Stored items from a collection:
/---

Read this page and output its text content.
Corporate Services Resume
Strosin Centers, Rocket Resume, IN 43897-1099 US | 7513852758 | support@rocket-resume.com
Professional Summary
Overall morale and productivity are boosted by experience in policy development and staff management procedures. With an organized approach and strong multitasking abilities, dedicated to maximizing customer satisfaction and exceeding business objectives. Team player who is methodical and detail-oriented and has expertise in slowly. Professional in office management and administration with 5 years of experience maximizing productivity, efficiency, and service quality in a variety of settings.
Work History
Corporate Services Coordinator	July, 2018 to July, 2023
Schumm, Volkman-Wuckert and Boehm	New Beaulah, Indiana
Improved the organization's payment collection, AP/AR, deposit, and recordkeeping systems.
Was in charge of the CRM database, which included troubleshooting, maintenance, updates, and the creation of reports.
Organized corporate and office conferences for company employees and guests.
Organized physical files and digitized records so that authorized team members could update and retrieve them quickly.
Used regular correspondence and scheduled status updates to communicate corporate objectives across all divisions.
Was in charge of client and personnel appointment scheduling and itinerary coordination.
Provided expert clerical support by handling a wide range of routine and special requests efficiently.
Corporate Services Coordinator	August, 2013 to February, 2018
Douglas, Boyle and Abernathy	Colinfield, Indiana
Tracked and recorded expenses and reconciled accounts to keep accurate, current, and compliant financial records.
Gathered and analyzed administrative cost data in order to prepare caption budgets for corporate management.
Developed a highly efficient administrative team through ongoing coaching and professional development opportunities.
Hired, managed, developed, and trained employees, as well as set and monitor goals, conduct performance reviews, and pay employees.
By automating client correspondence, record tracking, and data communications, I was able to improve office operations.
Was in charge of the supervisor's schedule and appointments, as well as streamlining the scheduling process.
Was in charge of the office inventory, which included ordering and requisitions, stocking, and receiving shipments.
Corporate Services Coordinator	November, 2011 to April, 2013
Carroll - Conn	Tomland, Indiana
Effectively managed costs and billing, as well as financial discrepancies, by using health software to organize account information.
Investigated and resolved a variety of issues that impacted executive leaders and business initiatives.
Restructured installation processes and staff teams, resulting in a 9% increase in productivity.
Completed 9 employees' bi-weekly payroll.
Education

\---

## GIVEN INSTRUCTION
For the listing above, identify each line bearing "objectives".

## SOLUTION FOR THIS TASK
Overall morale and productivity are boosted by experience in policy development and staff management procedures. With an organized approach and strong multitasking abilities, dedicated to maximizing customer satisfaction and exceeding business objectives. Team player who is methodical and detail-oriented and has expertise in slowly. Professional in office management and administration with 5 years of experience maximizing productivity, efficiency, and service quality in a variety of settings.
Used regular correspondence and scheduled status updates to communicate corporate objectives across all divisions.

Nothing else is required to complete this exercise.